Pull out every line in the data that has the string "自我提高" in it.

[start of Input rows]

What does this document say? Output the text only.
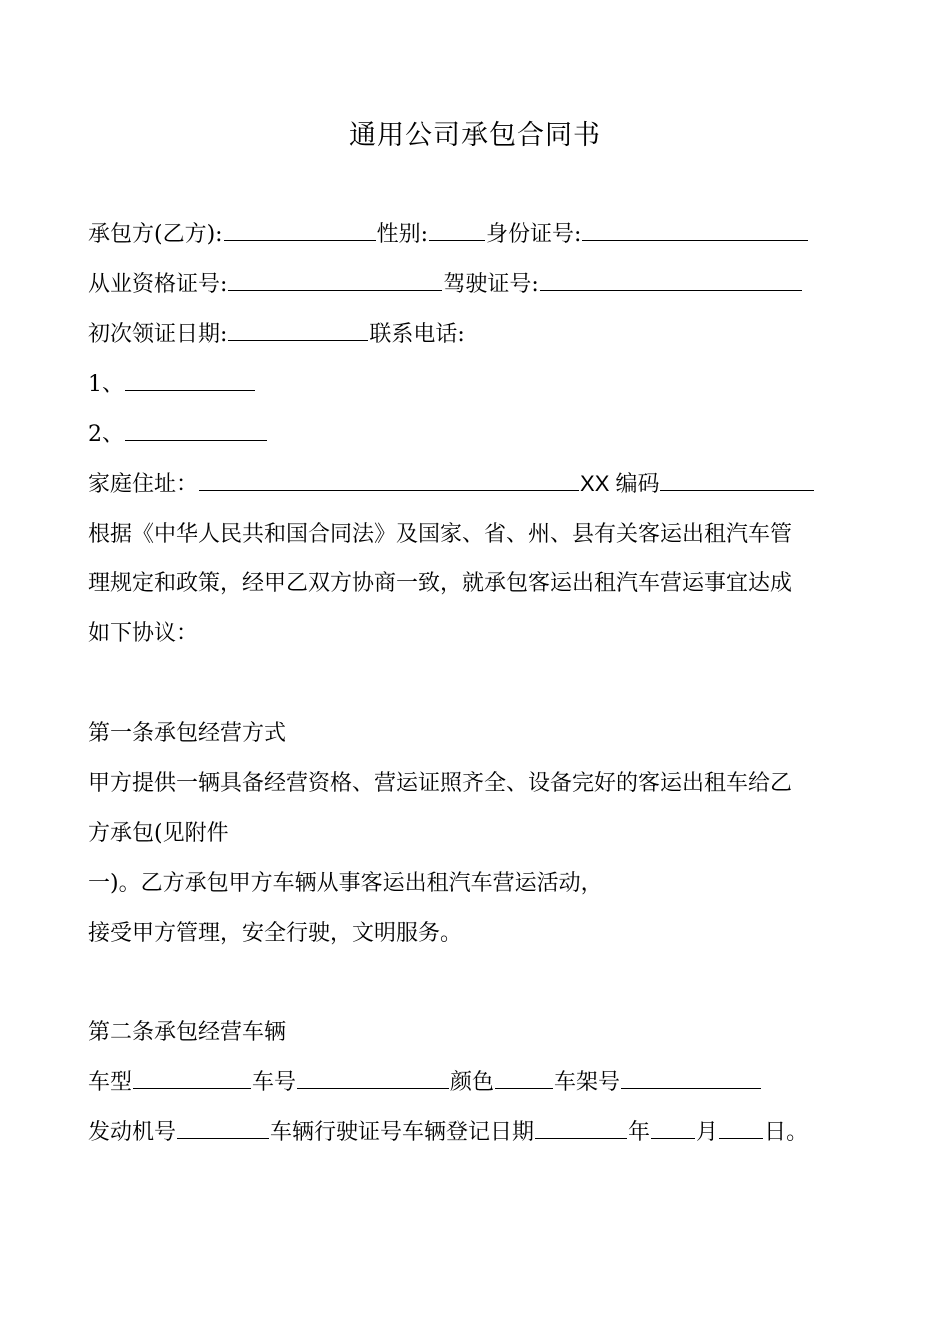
通用公司承包合同书
承包方(乙方):	性别:	身份证号:
从业资格证号:	驾驶证号:
初次领证日期:	联系电话:
1、
2、
家庭住址：	XX 编码
根据《中华人民共和国合同法》及国家、省、州、县有关客运出租汽车管
理规定和政策，经甲乙双方协商一致，就承包客运出租汽车营运事宜达成
如下协议：
第一条承包经营方式
甲方提供一辆具备经营资格、营运证照齐全、设备完好的客运出租车给乙
方承包(见附件
一)。乙方承包甲方车辆从事客运出租汽车营运活动，
接受甲方管理，安全行驶，文明服务。
第二条承包经营车辆
车型	车号	颜色	车架号
发动机号	车辆行驶证号车辆登记日期	年 月 日。
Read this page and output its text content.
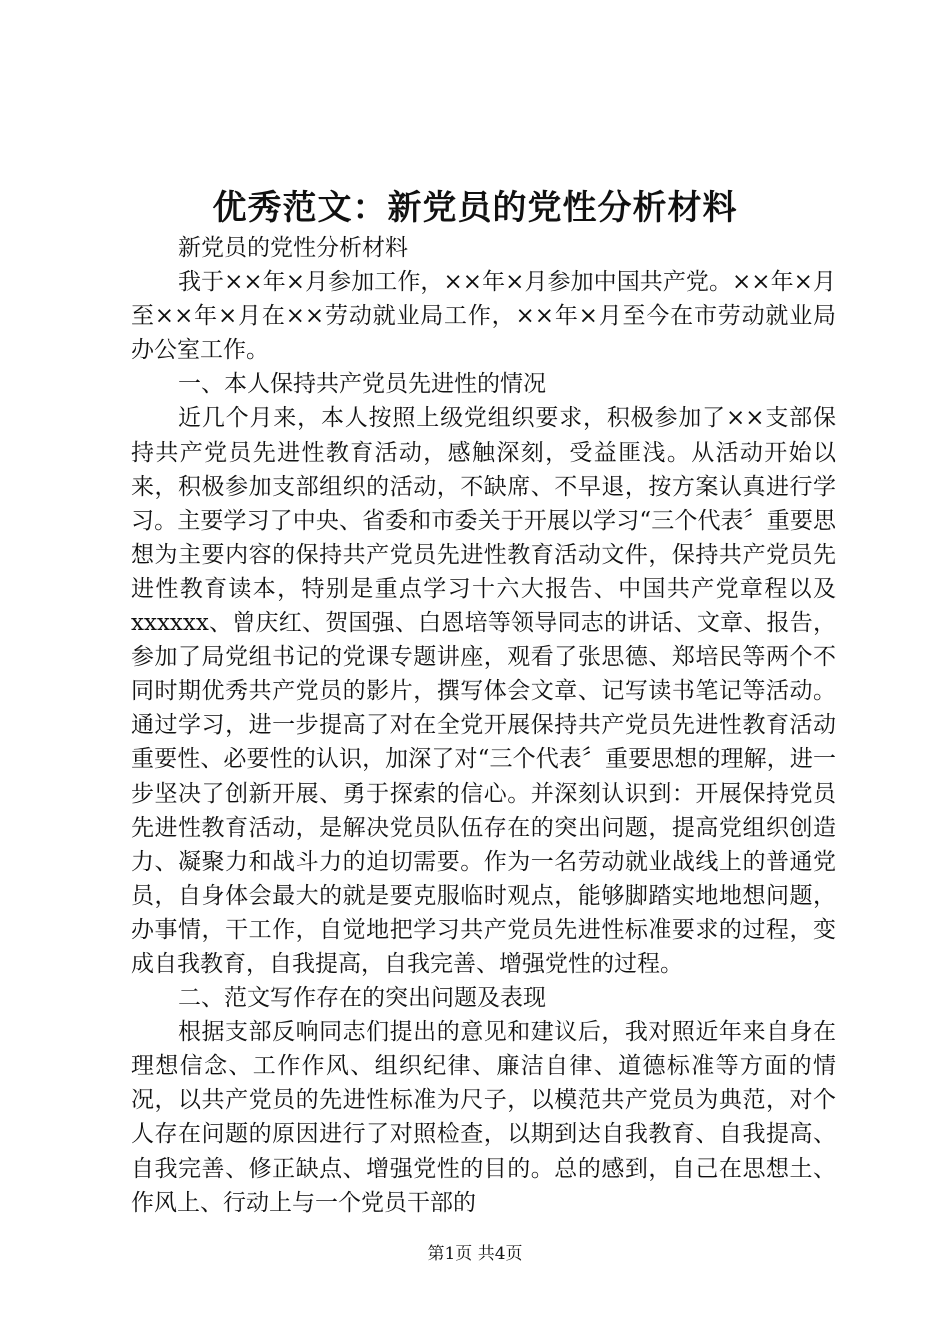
优秀范文：新党员的党性分析材料

新党员的党性分析材料

我于××年×月参加工作，××年×月参加中国共产党。××年×月至××年×月在××劳动就业局工作，××年×月至今在市劳动就业局办公室工作。

一、本人保持共产党员先进性的情况

近几个月来，本人按照上级党组织要求，积极参加了××支部保持共产党员先进性教育活动，感触深刻，受益匪浅。从活动开始以来，积极参加支部组织的活动，不缺席、不早退，按方案认真进行学习。主要学习了中央、省委和市委关于开展以学习“三个代表〞重要思想为主要内容的保持共产党员先进性教育活动文件，保持共产党员先进性教育读本，特别是重点学习十六大报告、中国共产党章程以及xxxxxx、曾庆红、贺国强、白恩培等领导同志的讲话、文章、报告，参加了局党组书记的党课专题讲座，观看了张思德、郑培民等两个不同时期优秀共产党员的影片，撰写体会文章、记写读书笔记等活动。通过学习，进一步提高了对在全党开展保持共产党员先进性教育活动重要性、必要性的认识，加深了对“三个代表〞重要思想的理解，进一步坚决了创新开展、勇于探索的信心。并深刻认识到：开展保持党员先进性教育活动，是解决党员队伍存在的突出问题，提高党组织创造力、凝聚力和战斗力的迫切需要。作为一名劳动就业战线上的普通党员，自身体会最大的就是要克服临时观点，能够脚踏实地地想问题，办事情，干工作，自觉地把学习共产党员先进性标准要求的过程，变成自我教育，自我提高，自我完善、增强党性的过程。

二、范文写作存在的突出问题及表现

根据支部反响同志们提出的意见和建议后，我对照近年来自身在理想信念、工作作风、组织纪律、廉洁自律、道德标准等方面的情况，以共产党员的先进性标准为尺子，以模范共产党员为典范，对个人存在问题的原因进行了对照检查，以期到达自我教育、自我提高、自我完善、修正缺点、增强党性的目的。总的感到，自己在思想土、作风上、行动上与一个党员干部的

第1页 共4页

[end of Input rows]

Output of the task ▸
近几个月来，本人按照上级党组织要求，积极参加了××支部保持共产党员先进性教育活动，感触深刻，受益匪浅。从活动开始以来，积极参加支部组织的活动，不缺席、不早退，按方案认真进行学习。主要学习了中央、省委和市委关于开展以学习“三个代表〞重要思想为主要内容的保持共产党员先进性教育活动文件，保持共产党员先进性教育读本，特别是重点学习十六大报告、中国共产党章程以及xxxxxx、曾庆红、贺国强、白恩培等领导同志的讲话、文章、报告，参加了局党组书记的党课专题讲座，观看了张思德、郑培民等两个不同时期优秀共产党员的影片，撰写体会文章、记写读书笔记等活动。通过学习，进一步提高了对在全党开展保持共产党员先进性教育活动重要性、必要性的认识，加深了对“三个代表〞重要思想的理解，进一步坚决了创新开展、勇于探索的信心。并深刻认识到：开展保持党员先进性教育活动，是解决党员队伍存在的突出问题，提高党组织创造力、凝聚力和战斗力的迫切需要。作为一名劳动就业战线上的普通党员，自身体会最大的就是要克服临时观点，能够脚踏实地地想问题，办事情，干工作，自觉地把学习共产党员先进性标准要求的过程，变成自我教育，自我提高，自我完善、增强党性的过程。
根据支部反响同志们提出的意见和建议后，我对照近年来自身在理想信念、工作作风、组织纪律、廉洁自律、道德标准等方面的情况，以共产党员的先进性标准为尺子，以模范共产党员为典范，对个人存在问题的原因进行了对照检查，以期到达自我教育、自我提高、自我完善、修正缺点、增强党性的目的。总的感到，自己在思想土、作风上、行动上与一个党员干部的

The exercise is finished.